- Instructions for the task:
Pick up the Q&A about Reuters' Brazil Amazon image story where it stops and carry it on.

___ Excerpt ___

Lisandra Paraguassu on exclusively reporting Brazil trying to repair image as Amazon burns
Last week, Reuters exclusively reported that Brazil’s government launched a diplomatic offensive to persuade the international community of its environmental credentials following global outcry over deforestation and wildfires in the Amazon. President Jair Bolsonaro’s administration distributed a 12-page document to foreign embassies in an attempt to diminish criticism of Brazil’s environmental record. In a Reuters Best: Journalist Spotlight Q&A, correspondent Lisandra Paraguassu gives a behind-the-scene look at how she reported the story.
Q: How did you score this exclusive?
A: I started shooting messages to some faithful sources in the area asking if they knew what the government was doing to try to deal with the image crisis, the deforestation, and fires in the Amazon region. Some of them told me about a document they received the day before and I was able to get a hold of a copy.
Q: What types of reporting were involved?
A: I’ve been covering foreign affairs for quite some time now and have built some good sources. It involved talking to sources and finding the right one that could help with this.
Q: Why was this an important story to tell our customers?

___ Provided data ___

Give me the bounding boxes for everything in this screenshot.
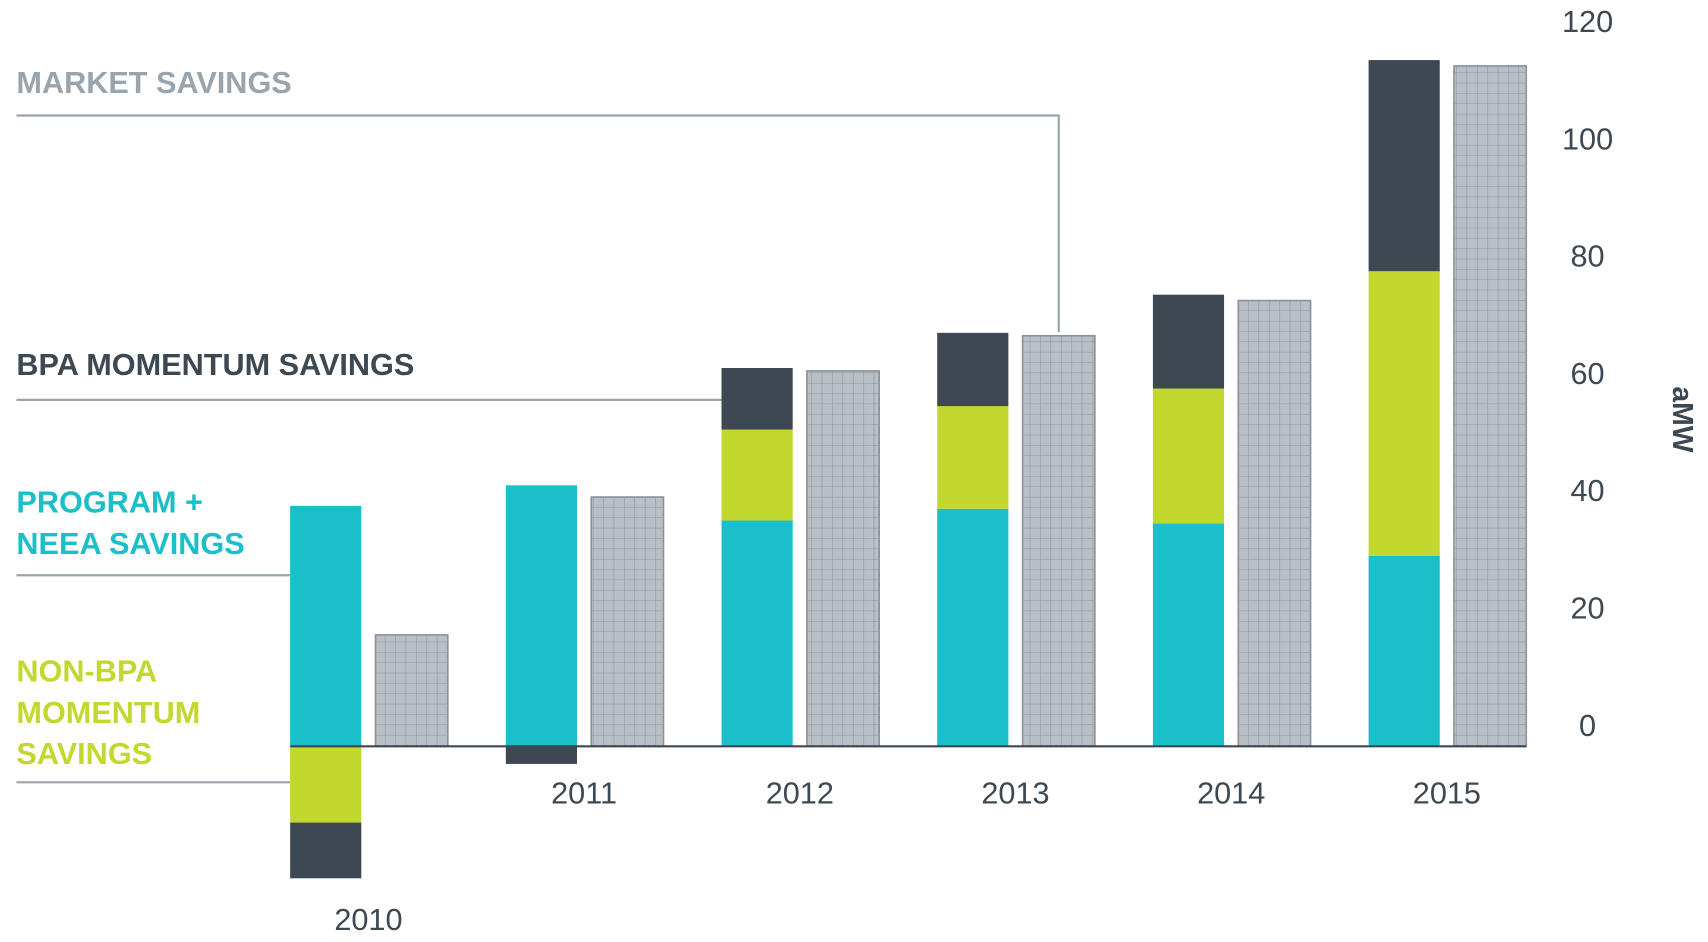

___

- The output:
A: The Amazon fires, the international crisis caused by it, and the response from the Brazilian government put the country on the verge of being transformed into an international pariah. The actions taken by the Ministry of Foreign Affairs showed that, even though Brazil did not admit it, they knew it was losing ground in this narrative. But the story shows that the Brazilian government still thinks everything will be fixed with a public relations offensive.
Q: What makes you passionate about journalism?
A: Journalism is the art of telling stories—stories that sometimes the world might not want to hear, but that have to be told. When we do that, from a seemingly small thing such a hole in a sidewalk that makes life difficult for the people who live there, to a change-the-world report such as the one our colleagues Wa Lone and Kyaw Soe Oo did in Myanmar, we are making the world a little better.
Q: What is your beat and what do you find most fulfilling about it?
A: My beat is politics, especially the Brazilian central government. It is a difficult beat at the best of times, but it’s an especially difficult one these days when we are dealing with a government that is upfront in its attacks on professional journalism. What is fulfilling about it is the feeling that we are doing the right thing and telling the stories people need to know, with responsibility, impartiality and professionalism.
Q: What have been your most rewarding and most difficult experiences as a journalist?
A: I had many rewarding moments, some more personal, some because I saw practical results. A few years ago, I wrote a story about child labor in Brazil that led to changes in government policy. Another great moment – and very difficult at the same time – happened when I was the first and, for many days, the only Brazilian reporter during Nepal’s 2015 earthquake. It was very difficult to work in a country suffering through so much and, at the same time, working with so many difficulties. My first story I sent by SMS, 10 in a sequence, since we had no internet and calls were impossible to complete. However, working in Brazil today may be one of biggest challenges I have had to face.
Q: Can you imagine being anything other than a journalist? If so, what?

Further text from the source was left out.